WORK TASK — Search the material below for the word "kind". Copy every line that has it.
[SOURCE DATA]
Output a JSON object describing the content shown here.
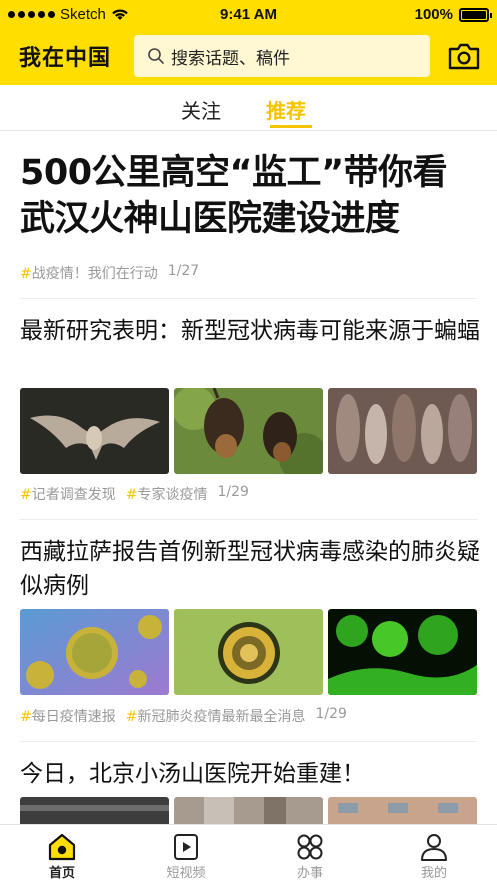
{
  "status_bar": {
    "carrier": "Sketch",
    "time": "9:41 AM",
    "battery": "100%"
  },
  "header": {
    "logo_text": "我在中国",
    "search_placeholder": "搜索话题、稿件"
  },
  "tabs": [
    {
      "label": "关注",
      "active": false
    },
    {
      "label": "推荐",
      "active": true
    }
  ],
  "feed": [
    {
      "title": "500公里高空“监工”带你看武汉火神山医院建设进度",
      "tags": [
        "战疫情！我们在行动"
      ],
      "date": "1/27",
      "images": []
    },
    {
      "title": "最新研究表明：新型冠状病毒可能来源于蝙蝠",
      "tags": [
        "记者调查发现",
        "专家谈疫情"
      ],
      "date": "1/29",
      "images": [
        "bat-in-flight-photo",
        "bats-hanging-photo",
        "bats-cluster-photo"
      ]
    },
    {
      "title": "西藏拉萨报告首例新型冠状病毒感染的肺炎疑似病例",
      "tags": [
        "每日疫情速报",
        "新冠肺炎疫情最新最全消息"
      ],
      "date": "1/29",
      "images": [
        "virus-3d-render",
        "virus-microscope-photo",
        "green-cells-photo"
      ]
    },
    {
      "title": "今日，北京小汤山医院开始重建！",
      "tags": [],
      "date": "",
      "images": [
        "hospital-interior-photo",
        "hospital-corridor-photo",
        "hospital-building-photo"
      ]
    }
  ],
  "bottom_nav": [
    {
      "label": "首页",
      "icon": "home-icon",
      "active": true
    },
    {
      "label": "短视频",
      "icon": "video-icon",
      "active": false
    },
    {
      "label": "办事",
      "icon": "services-icon",
      "active": false
    },
    {
      "label": "我的",
      "icon": "profile-icon",
      "active": false
    }
  ],
  "colors": {
    "brand_yellow": "#FFDE00",
    "accent": "#F5C400",
    "search_bg": "#FFF8D2"
  }
}
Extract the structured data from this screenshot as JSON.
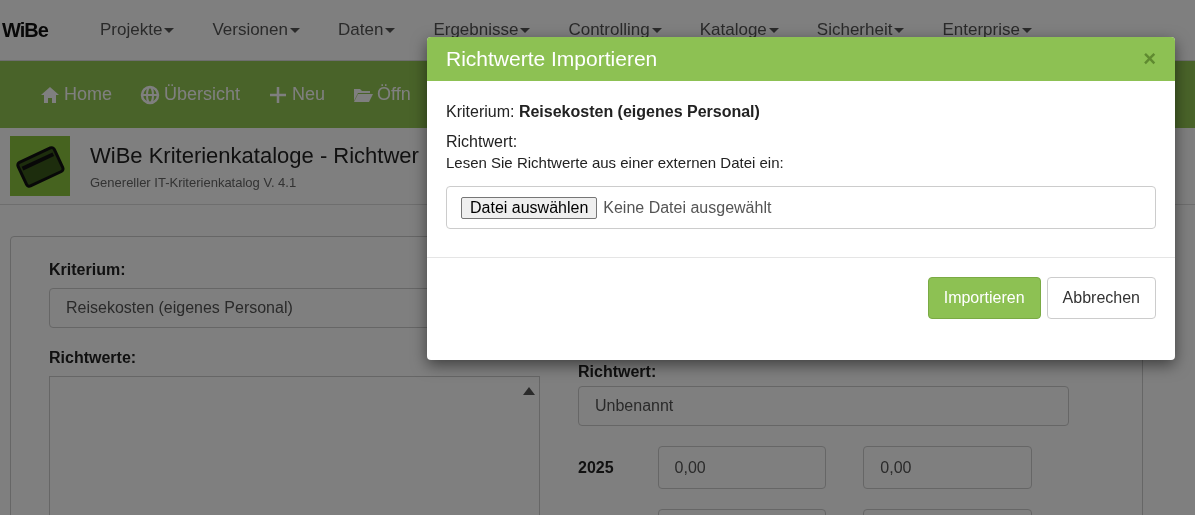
{
  "navbar": {
    "logo": "WiBe",
    "menu": [
      {
        "label": "Projekte"
      },
      {
        "label": "Versionen"
      },
      {
        "label": "Daten"
      },
      {
        "label": "Ergebnisse"
      },
      {
        "label": "Controlling"
      },
      {
        "label": "Kataloge"
      },
      {
        "label": "Sicherheit"
      },
      {
        "label": "Enterprise"
      }
    ]
  },
  "toolbar": [
    {
      "label": "Home",
      "kind": "home"
    },
    {
      "label": "Übersicht",
      "kind": "globe"
    },
    {
      "label": "Neu",
      "kind": "plus"
    },
    {
      "label": "Öffn",
      "kind": "folder"
    }
  ],
  "header": {
    "title": "WiBe Kriterienkataloge - Richtwer",
    "subtitle": "Genereller IT-Kriterienkatalog V. 4.1"
  },
  "form": {
    "kriterium_label": "Kriterium:",
    "kriterium_value": "Reisekosten (eigenes Personal)",
    "richtwerte_label": "Richtwerte:",
    "richtwert_label": "Richtwert:",
    "richtwert_value": "Unbenannt",
    "rows": [
      {
        "year": "2025",
        "fields": [
          {
            "value": "0,00"
          },
          {
            "value": "0,00"
          }
        ]
      },
      {
        "fields": [
          {
            "kind": "input"
          },
          {
            "kind": "input"
          }
        ]
      }
    ]
  },
  "modal": {
    "title": "Richtwerte Importieren",
    "close": "×",
    "kriterium": "Kriterium: **Reisekosten (eigenes Personal)**",
    "richtwert": "Richtwert:",
    "instruction": "Lesen Sie Richtwerte aus einer externen Datei ein:",
    "file_button": "Datei auswählen",
    "file_status": "Keine Datei ausgewählt",
    "buttons": [
      {
        "label": "Importieren",
        "kind": "primary"
      },
      {
        "label": "Abbrechen",
        "kind": "default"
      }
    ]
  }
}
[/SOURCE DATA]
REPLY TO THE TASK —
      "kind": "home"
      "kind": "globe"
      "kind": "plus"
      "kind": "folder"
            "kind": "input"
            "kind": "input"
        "kind": "primary"
        "kind": "default"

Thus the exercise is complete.